(Dataset entries)
-- Begin --
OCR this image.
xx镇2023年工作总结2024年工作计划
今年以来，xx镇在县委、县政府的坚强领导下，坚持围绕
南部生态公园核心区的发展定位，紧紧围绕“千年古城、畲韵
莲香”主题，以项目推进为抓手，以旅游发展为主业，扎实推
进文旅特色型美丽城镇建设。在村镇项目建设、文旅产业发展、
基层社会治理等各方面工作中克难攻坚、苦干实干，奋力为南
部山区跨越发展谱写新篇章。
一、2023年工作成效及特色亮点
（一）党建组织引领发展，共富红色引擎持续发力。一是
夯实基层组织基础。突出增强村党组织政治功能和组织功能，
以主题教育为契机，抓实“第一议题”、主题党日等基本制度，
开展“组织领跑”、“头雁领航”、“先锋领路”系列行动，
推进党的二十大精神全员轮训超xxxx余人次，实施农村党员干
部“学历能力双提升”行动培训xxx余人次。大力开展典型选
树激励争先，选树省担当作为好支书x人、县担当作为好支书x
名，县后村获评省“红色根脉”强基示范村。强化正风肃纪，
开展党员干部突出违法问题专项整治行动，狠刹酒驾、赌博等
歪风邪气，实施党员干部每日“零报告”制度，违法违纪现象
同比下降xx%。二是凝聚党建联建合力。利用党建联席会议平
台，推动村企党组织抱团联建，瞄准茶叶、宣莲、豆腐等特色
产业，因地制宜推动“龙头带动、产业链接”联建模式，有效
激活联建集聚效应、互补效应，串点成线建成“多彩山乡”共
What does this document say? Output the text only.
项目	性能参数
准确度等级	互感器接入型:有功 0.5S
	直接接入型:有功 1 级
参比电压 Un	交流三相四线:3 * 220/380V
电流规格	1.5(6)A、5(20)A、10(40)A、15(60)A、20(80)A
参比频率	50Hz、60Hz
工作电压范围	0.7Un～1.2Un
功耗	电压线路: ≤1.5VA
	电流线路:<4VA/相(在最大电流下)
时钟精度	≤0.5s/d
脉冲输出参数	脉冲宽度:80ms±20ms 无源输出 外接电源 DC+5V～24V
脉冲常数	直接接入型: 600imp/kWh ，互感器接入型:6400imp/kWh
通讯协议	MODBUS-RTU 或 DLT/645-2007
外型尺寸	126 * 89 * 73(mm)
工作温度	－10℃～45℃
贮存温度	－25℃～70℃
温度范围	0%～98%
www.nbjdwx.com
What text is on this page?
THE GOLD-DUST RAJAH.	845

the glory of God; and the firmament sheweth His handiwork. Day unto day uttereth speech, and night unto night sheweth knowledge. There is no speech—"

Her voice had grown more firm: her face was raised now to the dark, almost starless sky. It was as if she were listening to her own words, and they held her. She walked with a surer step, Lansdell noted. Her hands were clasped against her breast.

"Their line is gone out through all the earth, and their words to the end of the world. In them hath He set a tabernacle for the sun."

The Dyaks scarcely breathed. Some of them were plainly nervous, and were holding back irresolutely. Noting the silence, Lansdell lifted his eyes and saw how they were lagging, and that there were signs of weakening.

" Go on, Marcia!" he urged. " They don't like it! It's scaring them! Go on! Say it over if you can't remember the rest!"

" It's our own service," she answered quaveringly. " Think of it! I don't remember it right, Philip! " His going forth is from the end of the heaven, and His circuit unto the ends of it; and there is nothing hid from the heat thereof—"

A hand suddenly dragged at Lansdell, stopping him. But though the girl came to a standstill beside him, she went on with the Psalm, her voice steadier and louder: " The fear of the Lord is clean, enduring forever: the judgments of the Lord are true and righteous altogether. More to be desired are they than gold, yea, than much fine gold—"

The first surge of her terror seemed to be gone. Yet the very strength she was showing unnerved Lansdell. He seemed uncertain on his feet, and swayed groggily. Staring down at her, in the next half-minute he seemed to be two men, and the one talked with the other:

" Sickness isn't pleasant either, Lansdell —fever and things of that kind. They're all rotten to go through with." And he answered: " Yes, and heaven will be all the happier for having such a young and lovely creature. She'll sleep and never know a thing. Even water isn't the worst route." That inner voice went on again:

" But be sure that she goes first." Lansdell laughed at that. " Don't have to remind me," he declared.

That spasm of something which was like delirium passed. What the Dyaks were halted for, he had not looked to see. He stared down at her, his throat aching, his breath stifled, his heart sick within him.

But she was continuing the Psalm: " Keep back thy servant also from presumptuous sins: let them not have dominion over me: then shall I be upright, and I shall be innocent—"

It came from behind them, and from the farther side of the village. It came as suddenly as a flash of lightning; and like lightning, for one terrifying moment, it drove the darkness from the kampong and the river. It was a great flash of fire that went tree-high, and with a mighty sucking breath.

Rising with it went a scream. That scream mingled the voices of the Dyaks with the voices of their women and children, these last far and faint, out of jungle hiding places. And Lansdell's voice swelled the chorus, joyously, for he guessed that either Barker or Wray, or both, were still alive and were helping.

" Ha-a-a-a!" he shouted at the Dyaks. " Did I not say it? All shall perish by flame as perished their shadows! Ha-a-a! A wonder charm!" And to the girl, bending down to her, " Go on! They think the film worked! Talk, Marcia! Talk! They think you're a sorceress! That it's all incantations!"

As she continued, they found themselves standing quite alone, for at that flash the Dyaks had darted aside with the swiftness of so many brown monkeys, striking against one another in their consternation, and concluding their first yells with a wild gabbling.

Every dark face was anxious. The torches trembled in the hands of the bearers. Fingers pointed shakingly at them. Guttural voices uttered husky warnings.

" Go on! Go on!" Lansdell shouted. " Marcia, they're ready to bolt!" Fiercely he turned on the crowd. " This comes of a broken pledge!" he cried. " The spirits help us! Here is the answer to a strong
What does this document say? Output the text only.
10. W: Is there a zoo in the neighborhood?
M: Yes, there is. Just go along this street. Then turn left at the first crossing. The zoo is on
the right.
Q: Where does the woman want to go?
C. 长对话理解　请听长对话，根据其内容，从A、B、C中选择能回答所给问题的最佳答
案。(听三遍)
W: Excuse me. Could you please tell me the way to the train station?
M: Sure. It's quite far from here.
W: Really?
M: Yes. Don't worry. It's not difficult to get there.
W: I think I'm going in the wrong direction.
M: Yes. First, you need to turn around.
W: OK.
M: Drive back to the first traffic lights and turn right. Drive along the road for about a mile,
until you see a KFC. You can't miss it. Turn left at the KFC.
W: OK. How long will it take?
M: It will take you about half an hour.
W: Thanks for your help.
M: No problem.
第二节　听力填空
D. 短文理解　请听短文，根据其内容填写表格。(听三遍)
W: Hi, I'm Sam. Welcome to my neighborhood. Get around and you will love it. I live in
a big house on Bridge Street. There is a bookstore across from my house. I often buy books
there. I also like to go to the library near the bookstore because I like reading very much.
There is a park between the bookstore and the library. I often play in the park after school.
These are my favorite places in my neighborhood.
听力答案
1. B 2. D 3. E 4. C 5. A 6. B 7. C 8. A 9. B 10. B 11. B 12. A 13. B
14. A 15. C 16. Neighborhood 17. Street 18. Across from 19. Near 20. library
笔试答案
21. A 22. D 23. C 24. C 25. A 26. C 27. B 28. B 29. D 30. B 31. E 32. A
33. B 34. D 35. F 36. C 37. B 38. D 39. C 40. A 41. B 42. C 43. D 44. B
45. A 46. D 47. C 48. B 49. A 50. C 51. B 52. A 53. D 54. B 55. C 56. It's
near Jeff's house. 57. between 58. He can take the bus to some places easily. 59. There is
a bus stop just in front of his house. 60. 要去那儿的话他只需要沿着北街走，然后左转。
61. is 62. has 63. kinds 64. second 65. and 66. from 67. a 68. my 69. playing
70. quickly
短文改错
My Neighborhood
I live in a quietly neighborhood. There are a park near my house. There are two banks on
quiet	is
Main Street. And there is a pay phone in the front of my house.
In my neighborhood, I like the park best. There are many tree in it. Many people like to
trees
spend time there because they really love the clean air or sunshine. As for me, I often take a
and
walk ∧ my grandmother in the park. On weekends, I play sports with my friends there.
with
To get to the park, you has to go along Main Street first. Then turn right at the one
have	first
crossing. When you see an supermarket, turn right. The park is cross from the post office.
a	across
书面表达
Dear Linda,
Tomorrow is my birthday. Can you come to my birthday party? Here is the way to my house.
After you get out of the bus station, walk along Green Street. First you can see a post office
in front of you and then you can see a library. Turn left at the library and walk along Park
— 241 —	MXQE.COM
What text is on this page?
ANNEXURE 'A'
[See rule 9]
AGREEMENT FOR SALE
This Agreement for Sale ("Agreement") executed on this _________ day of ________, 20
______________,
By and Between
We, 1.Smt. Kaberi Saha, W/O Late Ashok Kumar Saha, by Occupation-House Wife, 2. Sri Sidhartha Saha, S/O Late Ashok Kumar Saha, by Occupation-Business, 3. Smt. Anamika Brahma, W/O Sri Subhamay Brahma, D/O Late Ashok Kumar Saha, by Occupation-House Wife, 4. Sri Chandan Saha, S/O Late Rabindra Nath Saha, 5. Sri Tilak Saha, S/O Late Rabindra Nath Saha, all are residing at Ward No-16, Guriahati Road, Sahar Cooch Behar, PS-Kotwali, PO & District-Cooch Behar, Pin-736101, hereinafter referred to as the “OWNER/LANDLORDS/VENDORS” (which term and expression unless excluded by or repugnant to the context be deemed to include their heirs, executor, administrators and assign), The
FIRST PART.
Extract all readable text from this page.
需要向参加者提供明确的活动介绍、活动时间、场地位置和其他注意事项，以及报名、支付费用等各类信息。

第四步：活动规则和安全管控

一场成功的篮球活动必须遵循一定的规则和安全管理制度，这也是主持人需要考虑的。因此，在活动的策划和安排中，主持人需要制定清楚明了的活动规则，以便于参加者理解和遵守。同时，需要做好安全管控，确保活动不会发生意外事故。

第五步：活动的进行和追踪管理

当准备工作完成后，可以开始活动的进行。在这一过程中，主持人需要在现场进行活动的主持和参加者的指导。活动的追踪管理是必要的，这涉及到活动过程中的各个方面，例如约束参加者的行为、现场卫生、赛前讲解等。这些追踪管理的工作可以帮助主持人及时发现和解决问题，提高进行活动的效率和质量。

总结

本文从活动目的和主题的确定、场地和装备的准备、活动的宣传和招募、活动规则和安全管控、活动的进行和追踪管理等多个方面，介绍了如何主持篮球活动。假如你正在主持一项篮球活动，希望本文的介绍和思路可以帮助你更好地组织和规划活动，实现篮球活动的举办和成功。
-- End --
What is required » Search the data for the string "their". List each line that has it.

Response »
"Their line is gone out through all the earth, and their words to the end of the world. In them hath He set a tabernacle for the sun."
Rising with it went a scream. That scream mingled the voices of the Dyaks with the voices of their women and children, these last far and faint, out of jungle hiding places. And Lansdell's voice swelled the chorus, joyously, for he guessed that either Barker or Wray, or both, were still alive and were helping.
" Ha-a-a-a!" he shouted at the Dyaks. " Did I not say it? All shall perish by flame as perished their shadows! Ha-a-a! A wonder charm!" And to the girl, bending down to her, " Go on! They think the film worked! Talk, Marcia! Talk! They think you're a sorceress! That it's all incantations!"
As she continued, they found themselves standing quite alone, for at that flash the Dyaks had darted aside with the swiftness of so many brown monkeys, striking against one another in their consternation, and concluding their first yells with a wild gabbling.
We, 1.Smt. Kaberi Saha, W/O Late Ashok Kumar Saha, by Occupation-House Wife, 2. Sri Sidhartha Saha, S/O Late Ashok Kumar Saha, by Occupation-Business, 3. Smt. Anamika Brahma, W/O Sri Subhamay Brahma, D/O Late Ashok Kumar Saha, by Occupation-House Wife, 4. Sri Chandan Saha, S/O Late Rabindra Nath Saha, 5. Sri Tilak Saha, S/O Late Rabindra Nath Saha, all are residing at Ward No-16, Guriahati Road, Sahar Cooch Behar, PS-Kotwali, PO & District-Cooch Behar, Pin-736101, hereinafter referred to as the “OWNER/LANDLORDS/VENDORS” (which term and expression unless excluded by or repugnant to the context be deemed to include their heirs, executor, administrators and assign), The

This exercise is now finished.